→ **Text block**:
________________________________________
MEANINGLESS MAGAZINE is a comedy/philosophy website with writing on it.

On Restraint

Lately I’ve been thinking a lot about what exactly makes a man a man. On instinct, the comedian in me would probably tell you something like, “A pair of balls and a cock,” in the past. But as I get older (I know: I’m not special, everyone is aging), sometimes I think about this concept more on a deeper level. The funny answer of my 20s doesn’t always cut it anymore, and now I’m 30 and thinking about what it actually means a bit more. What does it really mean to be a dude? And I don’t mean any dude, I mean a dude someone would want to be. The type of guy someone could confidently point to and tell their kid, “That’s a good example of a man.” When I ask this question, I don’t mean physically. Sure, it is probably important as well if you want to go that route. But I mean internally, intellectually, morally, ethically, shit like that. In terms of legacy, especially; what makes a man a good man?

A big thing for me lately is the idea of restraint. It seems to be a recurring thing this year. The most obvious examples I could give you would have to be Will Smith slapping a man, and currently the big thing in the news cycle is Kanye West and his antisemitism. A lot of times when we think of a man, we think of a guy who stands his ground, someone who isn’t afraid of a confrontation, not backing down, defending one’s honour. General shit like that. Or another easy example would of course have to be a man’s sexual prowess, the amount of women a man gets, and his reputation in the field of pussy arts. I’m not making this up: this is all shit we’ve learned and internalized over the years. A guy who can beat the shit out of someone is seen as manlier than a nerdy dude of an average build, and a guy who puts pomade in his hair and goes out to a bar and leaves with two girls on both his arms is considered cool. These are accepted truths in the world we live in. I am not saying this is good or bad, my purpose in writing this is just to talk about restraint as another important factor of being a man no one ever talks about.
________________________________________
→ **Data shown**:
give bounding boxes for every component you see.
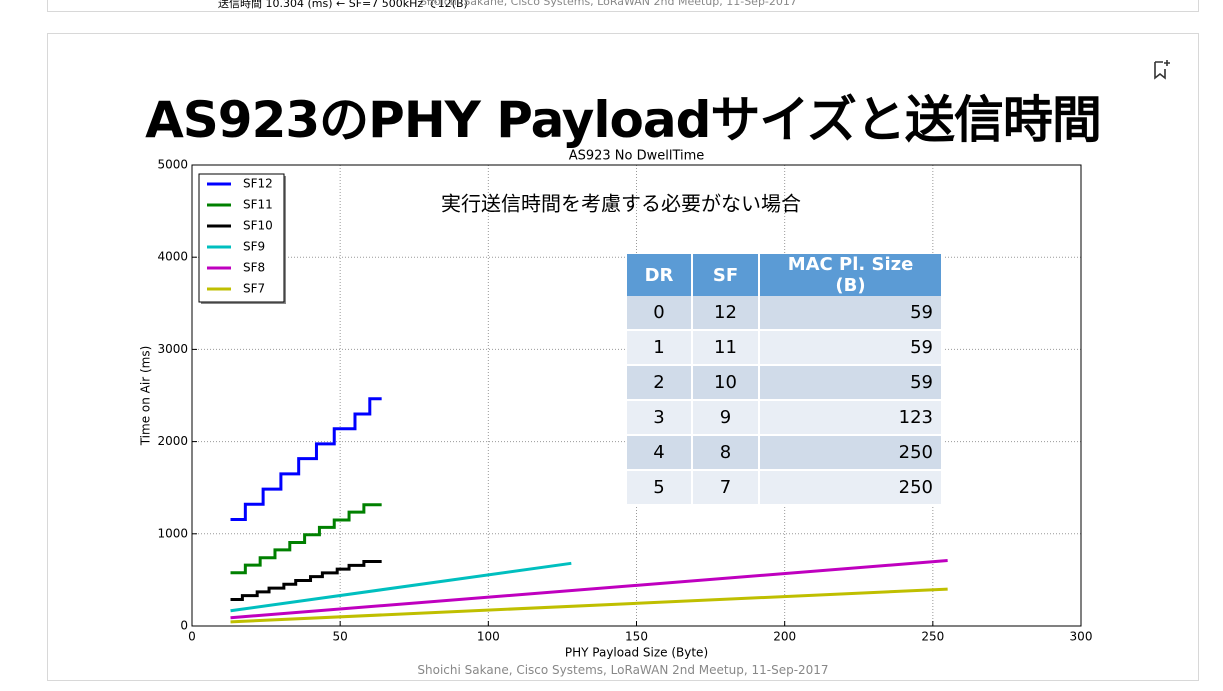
________________________________________
→ **Written problem 1**: In the essay on restraint, how old does the writer say he is now?
→ **Written problem 2**: Write the next part of the essay on restraint, picking up after its final sentence.

→ **Exercise result 1**: He is 30.

→ **Exercise result 2**:
Let’s consider for a moment another classic example you’ve probably already heard. What is better, to get into a relationship with someone that isn’t even that fun to be around? Or to remain single and have more time and freedom to do stuff you actually want to do, and the chance to meet more cool people before committing to one. Chris Rock once gave the famous ultimatum: married and bored or single and lonely. I would say that being single and lonely is much preferable to marrying the wrong person. It takes just as much bravery to be with someone as it does to be alone. At this point in my life now, I have been to a couple of weddings that didn’t end up lasting. What this means is that the two people in question not only wasted each other’s time, but more importantly, they wasted mine. All because they ended up making a big mistake and didn’t want to admit it until many years had passed.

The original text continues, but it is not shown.